** START Extracted information **
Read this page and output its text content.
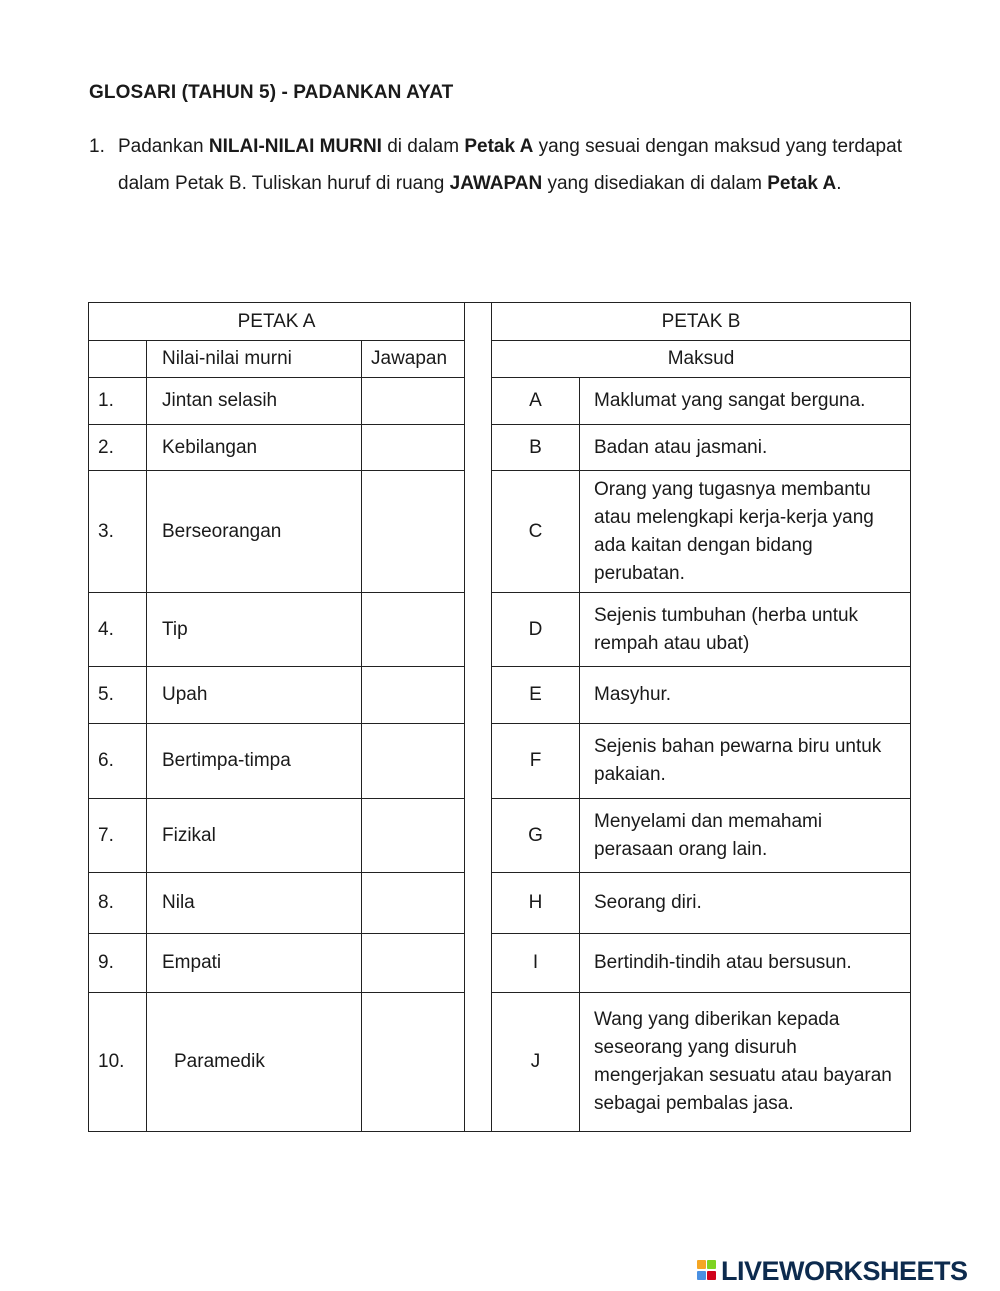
GLOSARI (TAHUN 5) - PADANKAN AYAT
1. Padankan NILAI-NILAI MURNI di dalam Petak A yang sesuai dengan maksud yang terdapat dalam Petak B. Tuliskan huruf di ruang JAWAPAN yang disediakan di dalam Petak A.
PETAK A				PETAK B	
	Nilai-nilai murni	Jawapan		Maksud	
1.	Jintan selasih			A	Maklumat yang sangat berguna.
2.	Kebilangan			B	Badan atau jasmani.
3.	Berseorangan			C	Orang yang tugasnya membantu atau melengkapi kerja-kerja yang ada kaitan dengan bidang perubatan.
4.	Tip			D	Sejenis tumbuhan (herba untuk rempah atau ubat)
5.	Upah			E	Masyhur.
6.	Bertimpa-timpa			F	Sejenis bahan pewarna biru untuk pakaian.
7.	Fizikal			G	Menyelami dan memahami perasaan orang lain.
8.	Nila			H	Seorang diri.
9.	Empati			I	Bertindih-tindih atau bersusun.
10.	Paramedik			J	Wang yang diberikan kepada seseorang yang disuruh mengerjakan sesuatu atau bayaran sebagai pembalas jasa.
LIVEWORKSHEETS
** END Extracted information **
*What is expected*
Your task is to transcribe all of the records precisely, with no images included.

*Task output*
Read this page and output its text content.
GLOSARI (TAHUN 5) - PADANKAN AYAT
1. Padankan NILAI-NILAI MURNI di dalam Petak A yang sesuai dengan maksud yang terdapat dalam Petak B. Tuliskan huruf di ruang JAWAPAN yang disediakan di dalam Petak A.
PETAK A				PETAK B	
	Nilai-nilai murni	Jawapan		Maksud	
1.	Jintan selasih			A	Maklumat yang sangat berguna.
2.	Kebilangan			B	Badan atau jasmani.
3.	Berseorangan			C	Orang yang tugasnya membantu atau melengkapi kerja-kerja yang ada kaitan dengan bidang perubatan.
4.	Tip			D	Sejenis tumbuhan (herba untuk rempah atau ubat)
5.	Upah			E	Masyhur.
6.	Bertimpa-timpa			F	Sejenis bahan pewarna biru untuk pakaian.
7.	Fizikal			G	Menyelami dan memahami perasaan orang lain.
8.	Nila			H	Seorang diri.
9.	Empati			I	Bertindih-tindih atau bersusun.
10.	Paramedik			J	Wang yang diberikan kepada seseorang yang disuruh mengerjakan sesuatu atau bayaran sebagai pembalas jasa.
LIVEWORKSHEETS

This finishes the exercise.